Read through the data and report every line in which the word "costs" occurs.

------ Extracted information ------

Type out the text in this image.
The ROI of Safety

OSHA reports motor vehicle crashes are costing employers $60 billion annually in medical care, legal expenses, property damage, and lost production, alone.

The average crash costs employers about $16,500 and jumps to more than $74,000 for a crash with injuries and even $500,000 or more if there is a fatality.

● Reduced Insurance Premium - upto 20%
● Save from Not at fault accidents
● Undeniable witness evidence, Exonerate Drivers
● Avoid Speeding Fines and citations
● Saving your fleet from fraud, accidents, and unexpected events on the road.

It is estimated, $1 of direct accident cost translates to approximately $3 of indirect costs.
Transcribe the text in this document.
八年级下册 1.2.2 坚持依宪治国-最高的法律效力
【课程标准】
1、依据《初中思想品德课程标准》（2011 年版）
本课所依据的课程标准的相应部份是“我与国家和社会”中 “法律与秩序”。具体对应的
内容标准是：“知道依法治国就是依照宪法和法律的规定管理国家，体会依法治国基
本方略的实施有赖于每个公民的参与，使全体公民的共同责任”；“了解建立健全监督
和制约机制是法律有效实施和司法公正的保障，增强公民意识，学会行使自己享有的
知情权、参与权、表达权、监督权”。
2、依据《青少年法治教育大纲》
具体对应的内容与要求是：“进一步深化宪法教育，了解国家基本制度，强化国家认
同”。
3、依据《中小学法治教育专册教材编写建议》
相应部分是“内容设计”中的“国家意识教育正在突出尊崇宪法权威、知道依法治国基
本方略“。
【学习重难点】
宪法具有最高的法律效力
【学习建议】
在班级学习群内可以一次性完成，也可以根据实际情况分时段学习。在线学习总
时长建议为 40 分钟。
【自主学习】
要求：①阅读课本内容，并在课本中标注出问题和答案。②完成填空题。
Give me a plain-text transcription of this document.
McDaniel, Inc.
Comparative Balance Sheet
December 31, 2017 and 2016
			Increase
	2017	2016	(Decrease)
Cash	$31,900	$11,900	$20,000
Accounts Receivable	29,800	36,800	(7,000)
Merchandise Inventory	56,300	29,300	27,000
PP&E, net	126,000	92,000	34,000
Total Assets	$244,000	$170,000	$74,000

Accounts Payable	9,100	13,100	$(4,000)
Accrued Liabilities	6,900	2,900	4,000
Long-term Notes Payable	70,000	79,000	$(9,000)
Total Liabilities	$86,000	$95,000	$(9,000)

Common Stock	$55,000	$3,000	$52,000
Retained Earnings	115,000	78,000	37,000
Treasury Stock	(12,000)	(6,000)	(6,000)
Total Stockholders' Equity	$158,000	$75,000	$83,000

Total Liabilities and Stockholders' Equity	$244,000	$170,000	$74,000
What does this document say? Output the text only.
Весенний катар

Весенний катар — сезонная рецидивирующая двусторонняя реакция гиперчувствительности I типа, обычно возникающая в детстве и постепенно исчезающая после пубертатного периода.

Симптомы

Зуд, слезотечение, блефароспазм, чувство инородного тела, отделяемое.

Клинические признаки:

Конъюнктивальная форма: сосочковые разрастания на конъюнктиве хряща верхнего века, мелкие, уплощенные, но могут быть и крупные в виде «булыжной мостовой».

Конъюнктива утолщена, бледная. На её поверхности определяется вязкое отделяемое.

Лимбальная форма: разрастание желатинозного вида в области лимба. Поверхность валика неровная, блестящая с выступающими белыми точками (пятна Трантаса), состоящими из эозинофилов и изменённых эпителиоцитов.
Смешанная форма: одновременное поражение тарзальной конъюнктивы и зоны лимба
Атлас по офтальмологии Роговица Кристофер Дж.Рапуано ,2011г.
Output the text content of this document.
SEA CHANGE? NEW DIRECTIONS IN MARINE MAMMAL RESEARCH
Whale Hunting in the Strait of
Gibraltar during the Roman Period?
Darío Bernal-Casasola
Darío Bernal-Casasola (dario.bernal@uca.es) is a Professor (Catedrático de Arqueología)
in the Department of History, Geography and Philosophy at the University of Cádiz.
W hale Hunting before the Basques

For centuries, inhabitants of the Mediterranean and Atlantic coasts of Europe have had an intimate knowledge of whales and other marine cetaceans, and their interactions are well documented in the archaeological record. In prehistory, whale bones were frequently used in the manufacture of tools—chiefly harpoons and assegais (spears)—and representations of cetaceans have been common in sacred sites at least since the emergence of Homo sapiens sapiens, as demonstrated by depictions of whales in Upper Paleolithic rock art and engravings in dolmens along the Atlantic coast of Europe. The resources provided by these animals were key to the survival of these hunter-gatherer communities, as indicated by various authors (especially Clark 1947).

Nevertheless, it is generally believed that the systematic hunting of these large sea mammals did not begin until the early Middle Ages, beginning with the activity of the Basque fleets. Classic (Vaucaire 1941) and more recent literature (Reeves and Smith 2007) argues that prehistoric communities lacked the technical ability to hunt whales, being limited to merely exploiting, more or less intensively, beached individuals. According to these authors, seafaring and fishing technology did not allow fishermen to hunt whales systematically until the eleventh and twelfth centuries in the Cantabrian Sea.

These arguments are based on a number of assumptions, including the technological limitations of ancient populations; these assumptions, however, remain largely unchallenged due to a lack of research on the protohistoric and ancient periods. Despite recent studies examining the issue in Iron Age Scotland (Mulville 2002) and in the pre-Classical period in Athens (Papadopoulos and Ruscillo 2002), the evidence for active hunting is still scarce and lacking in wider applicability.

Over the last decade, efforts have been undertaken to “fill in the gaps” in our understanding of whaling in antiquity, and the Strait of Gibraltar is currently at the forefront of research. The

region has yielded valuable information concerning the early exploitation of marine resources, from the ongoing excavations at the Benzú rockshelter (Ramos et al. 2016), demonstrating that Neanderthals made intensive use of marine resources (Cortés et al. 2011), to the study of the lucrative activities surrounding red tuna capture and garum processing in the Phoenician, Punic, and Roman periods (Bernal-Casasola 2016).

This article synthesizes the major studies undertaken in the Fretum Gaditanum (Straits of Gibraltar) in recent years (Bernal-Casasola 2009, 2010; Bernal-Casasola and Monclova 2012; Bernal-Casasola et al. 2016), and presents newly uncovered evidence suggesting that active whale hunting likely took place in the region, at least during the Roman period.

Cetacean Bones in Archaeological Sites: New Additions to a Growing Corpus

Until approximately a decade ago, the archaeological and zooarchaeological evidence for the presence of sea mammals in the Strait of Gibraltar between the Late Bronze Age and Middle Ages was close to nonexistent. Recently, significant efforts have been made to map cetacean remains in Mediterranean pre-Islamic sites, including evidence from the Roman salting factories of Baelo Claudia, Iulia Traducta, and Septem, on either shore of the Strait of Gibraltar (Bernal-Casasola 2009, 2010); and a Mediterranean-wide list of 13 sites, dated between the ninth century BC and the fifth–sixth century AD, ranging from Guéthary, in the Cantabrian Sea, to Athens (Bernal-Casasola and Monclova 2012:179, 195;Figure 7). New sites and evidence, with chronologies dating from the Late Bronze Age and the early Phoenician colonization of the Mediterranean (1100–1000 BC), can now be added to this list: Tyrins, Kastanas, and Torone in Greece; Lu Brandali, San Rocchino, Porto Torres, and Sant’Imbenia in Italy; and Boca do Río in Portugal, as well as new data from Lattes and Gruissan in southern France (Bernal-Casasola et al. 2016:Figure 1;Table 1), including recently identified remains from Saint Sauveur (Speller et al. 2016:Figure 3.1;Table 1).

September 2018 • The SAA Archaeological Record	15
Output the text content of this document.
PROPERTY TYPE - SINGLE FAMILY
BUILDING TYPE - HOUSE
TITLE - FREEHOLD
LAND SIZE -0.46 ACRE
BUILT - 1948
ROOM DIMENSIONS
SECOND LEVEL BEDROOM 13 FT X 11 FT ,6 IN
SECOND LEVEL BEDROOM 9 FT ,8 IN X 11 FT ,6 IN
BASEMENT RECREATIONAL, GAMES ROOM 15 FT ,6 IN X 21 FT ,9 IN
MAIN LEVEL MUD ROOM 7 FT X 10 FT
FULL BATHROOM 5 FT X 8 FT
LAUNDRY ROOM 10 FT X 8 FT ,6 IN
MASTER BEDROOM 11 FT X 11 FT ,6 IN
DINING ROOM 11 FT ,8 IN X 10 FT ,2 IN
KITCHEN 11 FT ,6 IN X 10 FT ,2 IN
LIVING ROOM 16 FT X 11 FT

------

Solved problem:
The average crash costs employers about $16,500 and jumps to more than $74,000 for a crash with injuries and even $500,000 or more if there is a fatality.
It is estimated, $1 of direct accident cost translates to approximately $3 of indirect costs.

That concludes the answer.